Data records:

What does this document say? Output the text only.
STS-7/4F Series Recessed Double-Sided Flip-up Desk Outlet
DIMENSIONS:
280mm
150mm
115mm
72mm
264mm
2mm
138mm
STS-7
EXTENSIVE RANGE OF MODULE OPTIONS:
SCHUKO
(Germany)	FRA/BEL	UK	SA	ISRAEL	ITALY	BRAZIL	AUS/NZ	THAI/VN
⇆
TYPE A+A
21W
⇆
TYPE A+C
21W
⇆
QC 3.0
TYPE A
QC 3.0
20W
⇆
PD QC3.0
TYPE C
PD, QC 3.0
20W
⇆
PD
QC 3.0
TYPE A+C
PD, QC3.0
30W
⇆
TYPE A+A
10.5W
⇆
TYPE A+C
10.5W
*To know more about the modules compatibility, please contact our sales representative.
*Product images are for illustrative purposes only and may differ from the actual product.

# What is expected
Repeat every entry exactly as written above.

# Exercise response
What does this document say? Output the text only.
STS-7/4F Series Recessed Double-Sided Flip-up Desk Outlet
DIMENSIONS:
280mm
150mm
115mm
72mm
264mm
2mm
138mm
STS-7
EXTENSIVE RANGE OF MODULE OPTIONS:
SCHUKO
(Germany)	FRA/BEL	UK	SA	ISRAEL	ITALY	BRAZIL	AUS/NZ	THAI/VN
⇆
TYPE A+A
21W
⇆
TYPE A+C
21W
⇆
QC 3.0
TYPE A
QC 3.0
20W
⇆
PD QC3.0
TYPE C
PD, QC 3.0
20W
⇆
PD
QC 3.0
TYPE A+C
PD, QC3.0
30W
⇆
TYPE A+A
10.5W
⇆
TYPE A+C
10.5W
*To know more about the modules compatibility, please contact our sales representative.
*Product images are for illustrative purposes only and may differ from the actual product.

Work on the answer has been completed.